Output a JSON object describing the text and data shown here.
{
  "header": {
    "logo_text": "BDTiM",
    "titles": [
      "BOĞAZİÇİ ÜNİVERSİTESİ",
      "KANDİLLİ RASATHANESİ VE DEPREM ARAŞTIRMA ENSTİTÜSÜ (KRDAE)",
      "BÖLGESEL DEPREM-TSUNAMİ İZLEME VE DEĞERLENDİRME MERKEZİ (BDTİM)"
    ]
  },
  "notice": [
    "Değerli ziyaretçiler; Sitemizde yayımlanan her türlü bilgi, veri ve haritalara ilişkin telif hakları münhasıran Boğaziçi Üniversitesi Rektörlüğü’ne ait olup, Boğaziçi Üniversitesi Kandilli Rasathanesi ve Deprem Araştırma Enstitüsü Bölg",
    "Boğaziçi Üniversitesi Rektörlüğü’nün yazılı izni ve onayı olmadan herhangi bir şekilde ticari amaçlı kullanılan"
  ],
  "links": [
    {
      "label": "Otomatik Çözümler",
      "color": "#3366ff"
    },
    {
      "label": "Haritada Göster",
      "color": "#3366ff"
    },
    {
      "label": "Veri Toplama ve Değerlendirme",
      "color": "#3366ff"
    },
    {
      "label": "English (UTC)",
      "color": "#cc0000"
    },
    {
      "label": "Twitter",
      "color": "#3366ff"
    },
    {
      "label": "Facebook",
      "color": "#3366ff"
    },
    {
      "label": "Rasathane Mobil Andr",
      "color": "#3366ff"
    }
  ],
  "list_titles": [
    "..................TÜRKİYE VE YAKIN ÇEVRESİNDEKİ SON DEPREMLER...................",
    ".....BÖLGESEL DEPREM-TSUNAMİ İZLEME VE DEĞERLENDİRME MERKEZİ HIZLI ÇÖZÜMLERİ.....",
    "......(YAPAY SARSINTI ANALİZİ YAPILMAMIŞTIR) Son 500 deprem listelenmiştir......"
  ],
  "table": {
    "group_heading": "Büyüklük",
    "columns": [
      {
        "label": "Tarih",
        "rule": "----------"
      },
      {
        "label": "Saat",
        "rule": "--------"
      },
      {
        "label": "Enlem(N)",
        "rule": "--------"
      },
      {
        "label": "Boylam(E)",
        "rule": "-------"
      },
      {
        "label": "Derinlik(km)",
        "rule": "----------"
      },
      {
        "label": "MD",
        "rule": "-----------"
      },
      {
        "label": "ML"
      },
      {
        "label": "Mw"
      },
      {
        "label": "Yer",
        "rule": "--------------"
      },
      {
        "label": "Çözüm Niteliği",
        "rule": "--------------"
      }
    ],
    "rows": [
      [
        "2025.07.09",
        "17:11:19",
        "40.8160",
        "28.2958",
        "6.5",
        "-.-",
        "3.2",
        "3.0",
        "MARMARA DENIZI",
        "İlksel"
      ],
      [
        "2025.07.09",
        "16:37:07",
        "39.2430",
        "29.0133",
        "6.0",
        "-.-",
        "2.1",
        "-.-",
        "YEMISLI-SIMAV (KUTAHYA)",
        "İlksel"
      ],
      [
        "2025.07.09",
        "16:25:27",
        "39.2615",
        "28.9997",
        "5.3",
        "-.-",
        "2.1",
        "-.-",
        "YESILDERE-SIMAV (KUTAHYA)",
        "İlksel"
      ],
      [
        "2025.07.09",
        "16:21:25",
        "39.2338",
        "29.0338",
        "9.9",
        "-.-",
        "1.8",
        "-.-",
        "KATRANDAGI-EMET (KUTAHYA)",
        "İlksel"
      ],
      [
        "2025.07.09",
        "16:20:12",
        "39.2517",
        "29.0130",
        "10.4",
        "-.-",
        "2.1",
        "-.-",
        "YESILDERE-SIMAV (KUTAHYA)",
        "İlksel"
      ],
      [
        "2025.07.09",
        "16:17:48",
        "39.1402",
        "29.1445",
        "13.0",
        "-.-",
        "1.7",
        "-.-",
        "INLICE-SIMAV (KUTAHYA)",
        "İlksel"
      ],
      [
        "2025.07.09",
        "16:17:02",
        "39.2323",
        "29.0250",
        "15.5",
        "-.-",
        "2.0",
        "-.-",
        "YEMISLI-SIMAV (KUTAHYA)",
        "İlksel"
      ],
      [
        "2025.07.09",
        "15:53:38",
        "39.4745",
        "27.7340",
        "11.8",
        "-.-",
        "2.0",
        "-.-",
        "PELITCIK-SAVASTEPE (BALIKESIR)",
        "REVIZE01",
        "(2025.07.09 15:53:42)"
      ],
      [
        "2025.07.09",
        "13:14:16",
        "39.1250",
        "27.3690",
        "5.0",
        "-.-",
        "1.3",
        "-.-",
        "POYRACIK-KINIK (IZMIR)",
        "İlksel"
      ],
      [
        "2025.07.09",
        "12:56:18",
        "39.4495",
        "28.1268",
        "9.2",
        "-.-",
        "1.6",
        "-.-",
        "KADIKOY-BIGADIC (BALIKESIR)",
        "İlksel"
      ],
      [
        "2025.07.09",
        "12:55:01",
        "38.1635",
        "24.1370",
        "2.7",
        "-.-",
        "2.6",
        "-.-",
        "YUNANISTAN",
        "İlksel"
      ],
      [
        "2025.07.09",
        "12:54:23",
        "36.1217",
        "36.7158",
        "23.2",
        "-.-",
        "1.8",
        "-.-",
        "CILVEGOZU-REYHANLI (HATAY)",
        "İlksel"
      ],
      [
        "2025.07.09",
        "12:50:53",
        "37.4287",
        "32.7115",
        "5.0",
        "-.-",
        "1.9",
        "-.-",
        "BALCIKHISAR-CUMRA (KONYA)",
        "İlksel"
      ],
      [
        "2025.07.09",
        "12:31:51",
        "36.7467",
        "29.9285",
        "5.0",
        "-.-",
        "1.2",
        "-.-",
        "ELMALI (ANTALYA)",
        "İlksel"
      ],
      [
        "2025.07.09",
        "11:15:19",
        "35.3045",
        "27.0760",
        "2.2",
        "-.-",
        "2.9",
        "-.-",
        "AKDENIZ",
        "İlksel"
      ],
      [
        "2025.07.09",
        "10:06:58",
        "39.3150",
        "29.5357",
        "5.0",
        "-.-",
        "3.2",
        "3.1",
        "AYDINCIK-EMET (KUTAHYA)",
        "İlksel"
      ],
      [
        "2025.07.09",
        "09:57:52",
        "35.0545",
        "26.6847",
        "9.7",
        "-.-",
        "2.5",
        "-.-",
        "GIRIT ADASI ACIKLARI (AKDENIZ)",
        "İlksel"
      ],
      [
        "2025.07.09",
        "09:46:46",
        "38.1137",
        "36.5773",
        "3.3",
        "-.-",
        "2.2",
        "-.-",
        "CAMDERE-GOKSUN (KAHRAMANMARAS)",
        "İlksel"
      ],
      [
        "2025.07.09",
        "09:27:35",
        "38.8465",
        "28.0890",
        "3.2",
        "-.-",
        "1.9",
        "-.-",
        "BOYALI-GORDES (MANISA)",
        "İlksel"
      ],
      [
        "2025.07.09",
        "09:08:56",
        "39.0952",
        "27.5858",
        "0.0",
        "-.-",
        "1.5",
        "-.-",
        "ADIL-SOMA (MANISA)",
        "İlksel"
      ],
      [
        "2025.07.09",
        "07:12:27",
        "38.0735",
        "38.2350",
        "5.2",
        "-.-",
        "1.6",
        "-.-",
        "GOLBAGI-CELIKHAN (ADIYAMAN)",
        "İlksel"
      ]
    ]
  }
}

= = = = = = =

**CHALLENGE**
Look through the entries above; copy each line where the string "BALIKESIR" appears.

**OUTPUT**
        "PELITCIK-SAVASTEPE (BALIKESIR)",
        "KADIKOY-BIGADIC (BALIKESIR)",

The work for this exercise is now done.